→ **EXERCISE DESCRIPTION**
Print the records again, character for character.

>>>

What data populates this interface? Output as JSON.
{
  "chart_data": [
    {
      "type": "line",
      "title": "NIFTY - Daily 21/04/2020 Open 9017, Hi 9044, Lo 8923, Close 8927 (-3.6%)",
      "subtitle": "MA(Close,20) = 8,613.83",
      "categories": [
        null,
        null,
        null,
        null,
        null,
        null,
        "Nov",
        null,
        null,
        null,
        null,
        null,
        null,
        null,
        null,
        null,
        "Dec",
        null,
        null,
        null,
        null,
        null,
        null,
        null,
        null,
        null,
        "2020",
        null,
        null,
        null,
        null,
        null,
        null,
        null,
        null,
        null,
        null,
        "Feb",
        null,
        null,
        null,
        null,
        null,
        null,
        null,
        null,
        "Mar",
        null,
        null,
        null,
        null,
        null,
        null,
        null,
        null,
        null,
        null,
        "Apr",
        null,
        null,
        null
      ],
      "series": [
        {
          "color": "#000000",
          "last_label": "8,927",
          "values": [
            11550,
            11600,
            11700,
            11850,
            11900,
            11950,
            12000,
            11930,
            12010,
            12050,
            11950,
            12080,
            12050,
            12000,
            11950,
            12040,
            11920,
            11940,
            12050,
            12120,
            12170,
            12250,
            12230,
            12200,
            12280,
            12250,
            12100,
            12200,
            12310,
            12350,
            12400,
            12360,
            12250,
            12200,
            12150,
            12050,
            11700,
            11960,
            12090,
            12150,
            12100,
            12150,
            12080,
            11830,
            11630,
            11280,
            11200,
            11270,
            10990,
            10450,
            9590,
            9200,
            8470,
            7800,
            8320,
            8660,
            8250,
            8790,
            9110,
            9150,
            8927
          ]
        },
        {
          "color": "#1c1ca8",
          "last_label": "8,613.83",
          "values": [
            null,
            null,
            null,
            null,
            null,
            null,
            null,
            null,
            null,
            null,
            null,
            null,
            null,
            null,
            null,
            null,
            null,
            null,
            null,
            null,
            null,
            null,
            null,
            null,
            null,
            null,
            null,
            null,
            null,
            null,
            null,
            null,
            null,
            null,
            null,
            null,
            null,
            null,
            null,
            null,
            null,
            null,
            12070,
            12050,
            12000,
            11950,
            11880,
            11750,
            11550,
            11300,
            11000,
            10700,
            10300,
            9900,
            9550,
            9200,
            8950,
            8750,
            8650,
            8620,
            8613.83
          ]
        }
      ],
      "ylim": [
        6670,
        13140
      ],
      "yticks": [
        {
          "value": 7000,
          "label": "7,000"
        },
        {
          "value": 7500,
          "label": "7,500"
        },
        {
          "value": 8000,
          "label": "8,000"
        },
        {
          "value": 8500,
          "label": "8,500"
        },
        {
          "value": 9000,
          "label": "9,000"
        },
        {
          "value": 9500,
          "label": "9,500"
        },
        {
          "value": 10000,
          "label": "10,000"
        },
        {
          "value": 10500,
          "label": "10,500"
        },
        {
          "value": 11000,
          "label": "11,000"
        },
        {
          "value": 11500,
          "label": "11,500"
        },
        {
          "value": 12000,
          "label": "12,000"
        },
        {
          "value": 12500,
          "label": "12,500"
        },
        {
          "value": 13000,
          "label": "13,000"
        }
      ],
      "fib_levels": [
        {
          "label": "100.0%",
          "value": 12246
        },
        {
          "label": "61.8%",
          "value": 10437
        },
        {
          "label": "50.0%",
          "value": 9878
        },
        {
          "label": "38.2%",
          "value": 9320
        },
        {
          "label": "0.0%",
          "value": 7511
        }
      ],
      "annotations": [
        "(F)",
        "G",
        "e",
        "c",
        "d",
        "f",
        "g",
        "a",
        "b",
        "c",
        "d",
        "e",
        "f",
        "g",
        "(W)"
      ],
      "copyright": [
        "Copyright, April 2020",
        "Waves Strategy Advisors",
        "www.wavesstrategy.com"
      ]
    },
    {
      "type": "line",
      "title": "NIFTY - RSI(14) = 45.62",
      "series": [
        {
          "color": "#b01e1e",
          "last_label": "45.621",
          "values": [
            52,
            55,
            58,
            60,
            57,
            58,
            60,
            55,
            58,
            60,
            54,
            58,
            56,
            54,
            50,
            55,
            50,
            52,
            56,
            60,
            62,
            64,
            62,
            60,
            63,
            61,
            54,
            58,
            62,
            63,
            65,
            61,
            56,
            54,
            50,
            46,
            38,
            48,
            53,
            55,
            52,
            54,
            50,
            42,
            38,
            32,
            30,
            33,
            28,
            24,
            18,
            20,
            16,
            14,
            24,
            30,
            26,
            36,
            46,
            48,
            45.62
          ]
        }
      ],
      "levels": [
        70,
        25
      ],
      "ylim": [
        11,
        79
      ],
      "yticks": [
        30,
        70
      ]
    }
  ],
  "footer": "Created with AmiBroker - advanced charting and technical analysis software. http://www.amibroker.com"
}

<<<

→ **IN RESPONSE**
What data populates this interface? Output as JSON.
{
  "chart_data": [
    {
      "type": "line",
      "title": "NIFTY - Daily 21/04/2020 Open 9017, Hi 9044, Lo 8923, Close 8927 (-3.6%)",
      "subtitle": "MA(Close,20) = 8,613.83",
      "categories": [
        null,
        null,
        null,
        null,
        null,
        null,
        "Nov",
        null,
        null,
        null,
        null,
        null,
        null,
        null,
        null,
        null,
        "Dec",
        null,
        null,
        null,
        null,
        null,
        null,
        null,
        null,
        null,
        "2020",
        null,
        null,
        null,
        null,
        null,
        null,
        null,
        null,
        null,
        null,
        "Feb",
        null,
        null,
        null,
        null,
        null,
        null,
        null,
        null,
        "Mar",
        null,
        null,
        null,
        null,
        null,
        null,
        null,
        null,
        null,
        null,
        "Apr",
        null,
        null,
        null
      ],
      "series": [
        {
          "color": "#000000",
          "last_label": "8,927",
          "values": [
            11550,
            11600,
            11700,
            11850,
            11900,
            11950,
            12000,
            11930,
            12010,
            12050,
            11950,
            12080,
            12050,
            12000,
            11950,
            12040,
            11920,
            11940,
            12050,
            12120,
            12170,
            12250,
            12230,
            12200,
            12280,
            12250,
            12100,
            12200,
            12310,
            12350,
            12400,
            12360,
            12250,
            12200,
            12150,
            12050,
            11700,
            11960,
            12090,
            12150,
            12100,
            12150,
            12080,
            11830,
            11630,
            11280,
            11200,
            11270,
            10990,
            10450,
            9590,
            9200,
            8470,
            7800,
            8320,
            8660,
            8250,
            8790,
            9110,
            9150,
            8927
          ]
        },
        {
          "color": "#1c1ca8",
          "last_label": "8,613.83",
          "values": [
            null,
            null,
            null,
            null,
            null,
            null,
            null,
            null,
            null,
            null,
            null,
            null,
            null,
            null,
            null,
            null,
            null,
            null,
            null,
            null,
            null,
            null,
            null,
            null,
            null,
            null,
            null,
            null,
            null,
            null,
            null,
            null,
            null,
            null,
            null,
            null,
            null,
            null,
            null,
            null,
            null,
            null,
            12070,
            12050,
            12000,
            11950,
            11880,
            11750,
            11550,
            11300,
            11000,
            10700,
            10300,
            9900,
            9550,
            9200,
            8950,
            8750,
            8650,
            8620,
            8613.83
          ]
        }
      ],
      "ylim": [
        6670,
        13140
      ],
      "yticks": [
        {
          "value": 7000,
          "label": "7,000"
        },
        {
          "value": 7500,
          "label": "7,500"
        },
        {
          "value": 8000,
          "label": "8,000"
        },
        {
          "value": 8500,
          "label": "8,500"
        },
        {
          "value": 9000,
          "label": "9,000"
        },
        {
          "value": 9500,
          "label": "9,500"
        },
        {
          "value": 10000,
          "label": "10,000"
        },
        {
          "value": 10500,
          "label": "10,500"
        },
        {
          "value": 11000,
          "label": "11,000"
        },
        {
          "value": 11500,
          "label": "11,500"
        },
        {
          "value": 12000,
          "label": "12,000"
        },
        {
          "value": 12500,
          "label": "12,500"
        },
        {
          "value": 13000,
          "label": "13,000"
        }
      ],
      "fib_levels": [
        {
          "label": "100.0%",
          "value": 12246
        },
        {
          "label": "61.8%",
          "value": 10437
        },
        {
          "label": "50.0%",
          "value": 9878
        },
        {
          "label": "38.2%",
          "value": 9320
        },
        {
          "label": "0.0%",
          "value": 7511
        }
      ],
      "annotations": [
        "(F)",
        "G",
        "e",
        "c",
        "d",
        "f",
        "g",
        "a",
        "b",
        "c",
        "d",
        "e",
        "f",
        "g",
        "(W)"
      ],
      "copyright": [
        "Copyright, April 2020",
        "Waves Strategy Advisors",
        "www.wavesstrategy.com"
      ]
    },
    {
      "type": "line",
      "title": "NIFTY - RSI(14) = 45.62",
      "series": [
        {
          "color": "#b01e1e",
          "last_label": "45.621",
          "values": [
            52,
            55,
            58,
            60,
            57,
            58,
            60,
            55,
            58,
            60,
            54,
            58,
            56,
            54,
            50,
            55,
            50,
            52,
            56,
            60,
            62,
            64,
            62,
            60,
            63,
            61,
            54,
            58,
            62,
            63,
            65,
            61,
            56,
            54,
            50,
            46,
            38,
            48,
            53,
            55,
            52,
            54,
            50,
            42,
            38,
            32,
            30,
            33,
            28,
            24,
            18,
            20,
            16,
            14,
            24,
            30,
            26,
            36,
            46,
            48,
            45.62
          ]
        }
      ],
      "levels": [
        70,
        25
      ],
      "ylim": [
        11,
        79
      ],
      "yticks": [
        30,
        70
      ]
    }
  ],
  "footer": "Created with AmiBroker - advanced charting and technical analysis software. http://www.amibroker.com"
}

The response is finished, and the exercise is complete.